Start PROVIDED MATERIAL

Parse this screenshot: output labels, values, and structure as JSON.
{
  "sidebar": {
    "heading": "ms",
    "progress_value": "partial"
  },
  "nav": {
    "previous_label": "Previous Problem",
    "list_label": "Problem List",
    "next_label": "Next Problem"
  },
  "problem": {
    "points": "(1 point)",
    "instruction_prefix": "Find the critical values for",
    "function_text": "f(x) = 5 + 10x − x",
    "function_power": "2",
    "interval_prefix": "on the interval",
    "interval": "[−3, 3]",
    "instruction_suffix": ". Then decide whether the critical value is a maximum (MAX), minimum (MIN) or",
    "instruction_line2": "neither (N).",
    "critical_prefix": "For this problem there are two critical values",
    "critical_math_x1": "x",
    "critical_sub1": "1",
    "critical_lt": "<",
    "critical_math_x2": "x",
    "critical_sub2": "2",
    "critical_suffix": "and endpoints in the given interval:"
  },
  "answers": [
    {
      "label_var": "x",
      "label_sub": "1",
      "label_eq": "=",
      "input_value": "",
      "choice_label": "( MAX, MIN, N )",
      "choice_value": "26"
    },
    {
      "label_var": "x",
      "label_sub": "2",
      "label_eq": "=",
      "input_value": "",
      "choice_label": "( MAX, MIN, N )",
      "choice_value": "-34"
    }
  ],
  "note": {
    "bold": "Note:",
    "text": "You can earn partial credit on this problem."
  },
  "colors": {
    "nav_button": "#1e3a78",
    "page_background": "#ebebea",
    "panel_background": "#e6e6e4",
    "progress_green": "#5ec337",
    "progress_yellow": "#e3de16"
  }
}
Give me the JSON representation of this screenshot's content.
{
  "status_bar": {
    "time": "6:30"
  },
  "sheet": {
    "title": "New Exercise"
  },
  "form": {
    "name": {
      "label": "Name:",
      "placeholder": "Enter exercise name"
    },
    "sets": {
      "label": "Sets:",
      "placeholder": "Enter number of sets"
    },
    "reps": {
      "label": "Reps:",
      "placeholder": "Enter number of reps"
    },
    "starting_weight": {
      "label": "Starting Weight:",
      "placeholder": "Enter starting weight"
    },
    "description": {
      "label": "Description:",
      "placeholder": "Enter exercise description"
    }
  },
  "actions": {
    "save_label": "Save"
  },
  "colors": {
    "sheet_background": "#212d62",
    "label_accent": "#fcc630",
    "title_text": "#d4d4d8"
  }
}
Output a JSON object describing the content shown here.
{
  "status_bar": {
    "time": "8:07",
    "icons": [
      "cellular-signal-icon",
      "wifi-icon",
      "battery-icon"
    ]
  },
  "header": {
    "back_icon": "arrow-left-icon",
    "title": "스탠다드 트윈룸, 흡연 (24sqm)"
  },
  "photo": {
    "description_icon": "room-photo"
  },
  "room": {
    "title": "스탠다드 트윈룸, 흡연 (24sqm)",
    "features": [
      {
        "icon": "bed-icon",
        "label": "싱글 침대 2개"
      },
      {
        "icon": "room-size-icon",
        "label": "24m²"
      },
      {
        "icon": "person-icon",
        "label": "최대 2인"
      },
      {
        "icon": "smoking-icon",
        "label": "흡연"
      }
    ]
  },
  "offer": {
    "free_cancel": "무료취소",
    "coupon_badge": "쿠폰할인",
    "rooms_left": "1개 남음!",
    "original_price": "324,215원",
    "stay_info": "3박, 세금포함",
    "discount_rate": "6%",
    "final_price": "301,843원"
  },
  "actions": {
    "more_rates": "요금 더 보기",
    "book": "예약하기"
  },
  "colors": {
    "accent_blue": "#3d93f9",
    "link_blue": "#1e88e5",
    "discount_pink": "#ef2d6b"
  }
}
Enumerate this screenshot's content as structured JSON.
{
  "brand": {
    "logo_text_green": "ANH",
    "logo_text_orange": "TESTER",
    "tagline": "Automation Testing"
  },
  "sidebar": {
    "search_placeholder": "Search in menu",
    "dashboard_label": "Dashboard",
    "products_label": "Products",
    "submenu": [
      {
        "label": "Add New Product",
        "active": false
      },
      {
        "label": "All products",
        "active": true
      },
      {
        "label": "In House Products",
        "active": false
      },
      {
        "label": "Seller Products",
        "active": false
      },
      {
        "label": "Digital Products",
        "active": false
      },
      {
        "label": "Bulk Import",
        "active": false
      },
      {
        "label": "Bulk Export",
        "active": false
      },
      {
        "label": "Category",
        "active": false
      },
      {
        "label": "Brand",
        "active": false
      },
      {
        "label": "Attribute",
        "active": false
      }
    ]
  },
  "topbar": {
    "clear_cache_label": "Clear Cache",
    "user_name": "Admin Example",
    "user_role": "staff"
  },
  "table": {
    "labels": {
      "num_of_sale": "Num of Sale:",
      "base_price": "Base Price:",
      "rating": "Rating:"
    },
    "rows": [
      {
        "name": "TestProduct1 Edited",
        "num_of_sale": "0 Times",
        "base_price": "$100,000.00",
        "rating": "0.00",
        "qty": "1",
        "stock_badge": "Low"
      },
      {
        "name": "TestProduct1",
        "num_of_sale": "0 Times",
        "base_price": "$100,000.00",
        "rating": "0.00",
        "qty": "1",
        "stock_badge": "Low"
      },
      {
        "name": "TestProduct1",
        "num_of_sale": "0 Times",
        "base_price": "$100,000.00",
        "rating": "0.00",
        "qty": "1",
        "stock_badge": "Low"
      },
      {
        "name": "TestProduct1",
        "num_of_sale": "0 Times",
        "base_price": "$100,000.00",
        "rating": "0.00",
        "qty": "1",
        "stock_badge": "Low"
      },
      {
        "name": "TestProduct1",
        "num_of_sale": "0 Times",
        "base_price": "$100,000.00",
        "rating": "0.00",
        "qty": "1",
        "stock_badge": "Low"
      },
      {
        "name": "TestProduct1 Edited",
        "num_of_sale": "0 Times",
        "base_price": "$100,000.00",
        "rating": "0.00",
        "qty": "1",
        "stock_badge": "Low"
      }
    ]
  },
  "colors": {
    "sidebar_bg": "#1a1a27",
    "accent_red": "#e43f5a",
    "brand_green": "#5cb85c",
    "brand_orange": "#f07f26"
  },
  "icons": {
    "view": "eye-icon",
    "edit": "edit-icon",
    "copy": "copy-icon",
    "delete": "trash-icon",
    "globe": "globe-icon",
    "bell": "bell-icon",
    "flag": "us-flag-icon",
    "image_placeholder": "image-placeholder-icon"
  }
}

End PROVIDED MATERIAL

GOAL:
Search the lines for "this". Copy each line that has it.

THE RESULT:
Parse this screenshot: output labels, values, and structure as JSON.
    "critical_prefix": "For this problem there are two critical values",
    "text": "You can earn partial credit on this problem."
Give me the JSON representation of this screenshot's content.
Enumerate this screenshot's content as structured JSON.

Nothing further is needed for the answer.